* [WHAT THIS TASK INVOLVES]: The records below need retyping in full; give them again exactly.

Data entries:
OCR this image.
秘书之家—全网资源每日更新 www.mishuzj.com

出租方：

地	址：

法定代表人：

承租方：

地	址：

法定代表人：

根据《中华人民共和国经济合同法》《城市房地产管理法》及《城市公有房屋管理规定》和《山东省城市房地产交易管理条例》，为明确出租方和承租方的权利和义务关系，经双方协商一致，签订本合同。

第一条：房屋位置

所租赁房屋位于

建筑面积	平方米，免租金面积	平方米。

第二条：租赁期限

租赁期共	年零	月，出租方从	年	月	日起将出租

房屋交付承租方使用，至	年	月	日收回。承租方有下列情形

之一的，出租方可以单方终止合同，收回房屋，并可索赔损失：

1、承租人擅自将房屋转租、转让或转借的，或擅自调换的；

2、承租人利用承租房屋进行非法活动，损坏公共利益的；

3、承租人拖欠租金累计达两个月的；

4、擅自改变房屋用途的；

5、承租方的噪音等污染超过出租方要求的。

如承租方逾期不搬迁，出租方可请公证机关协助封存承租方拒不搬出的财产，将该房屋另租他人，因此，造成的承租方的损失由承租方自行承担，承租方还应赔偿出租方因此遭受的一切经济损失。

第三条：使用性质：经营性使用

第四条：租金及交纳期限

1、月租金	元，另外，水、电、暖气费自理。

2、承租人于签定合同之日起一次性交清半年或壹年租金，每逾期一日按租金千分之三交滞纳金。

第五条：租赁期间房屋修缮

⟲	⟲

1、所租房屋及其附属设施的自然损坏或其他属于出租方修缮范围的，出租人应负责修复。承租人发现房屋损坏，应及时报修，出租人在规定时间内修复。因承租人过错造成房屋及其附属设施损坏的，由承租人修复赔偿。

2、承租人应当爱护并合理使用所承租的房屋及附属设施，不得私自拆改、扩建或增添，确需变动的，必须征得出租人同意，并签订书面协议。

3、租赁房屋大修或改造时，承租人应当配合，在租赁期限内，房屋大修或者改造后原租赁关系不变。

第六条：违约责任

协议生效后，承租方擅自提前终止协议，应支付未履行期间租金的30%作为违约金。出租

* [ANSWER TO THE EXERCISE]:
OCR this image.
秘书之家—全网资源每日更新 www.mishuzj.com

出租方：

地	址：

法定代表人：

承租方：

地	址：

法定代表人：

根据《中华人民共和国经济合同法》《城市房地产管理法》及《城市公有房屋管理规定》和《山东省城市房地产交易管理条例》，为明确出租方和承租方的权利和义务关系，经双方协商一致，签订本合同。

第一条：房屋位置

所租赁房屋位于

建筑面积	平方米，免租金面积	平方米。

第二条：租赁期限

租赁期共	年零	月，出租方从	年	月	日起将出租

房屋交付承租方使用，至	年	月	日收回。承租方有下列情形

之一的，出租方可以单方终止合同，收回房屋，并可索赔损失：

1、承租人擅自将房屋转租、转让或转借的，或擅自调换的；

2、承租人利用承租房屋进行非法活动，损坏公共利益的；

3、承租人拖欠租金累计达两个月的；

4、擅自改变房屋用途的；

5、承租方的噪音等污染超过出租方要求的。

如承租方逾期不搬迁，出租方可请公证机关协助封存承租方拒不搬出的财产，将该房屋另租他人，因此，造成的承租方的损失由承租方自行承担，承租方还应赔偿出租方因此遭受的一切经济损失。

第三条：使用性质：经营性使用

第四条：租金及交纳期限

1、月租金	元，另外，水、电、暖气费自理。

2、承租人于签定合同之日起一次性交清半年或壹年租金，每逾期一日按租金千分之三交滞纳金。

第五条：租赁期间房屋修缮

⟲	⟲

1、所租房屋及其附属设施的自然损坏或其他属于出租方修缮范围的，出租人应负责修复。承租人发现房屋损坏，应及时报修，出租人在规定时间内修复。因承租人过错造成房屋及其附属设施损坏的，由承租人修复赔偿。

2、承租人应当爱护并合理使用所承租的房屋及附属设施，不得私自拆改、扩建或增添，确需变动的，必须征得出租人同意，并签订书面协议。

3、租赁房屋大修或改造时，承租人应当配合，在租赁期限内，房屋大修或者改造后原租赁关系不变。

第六条：违约责任

协议生效后，承租方擅自提前终止协议，应支付未履行期间租金的30%作为违约金。出租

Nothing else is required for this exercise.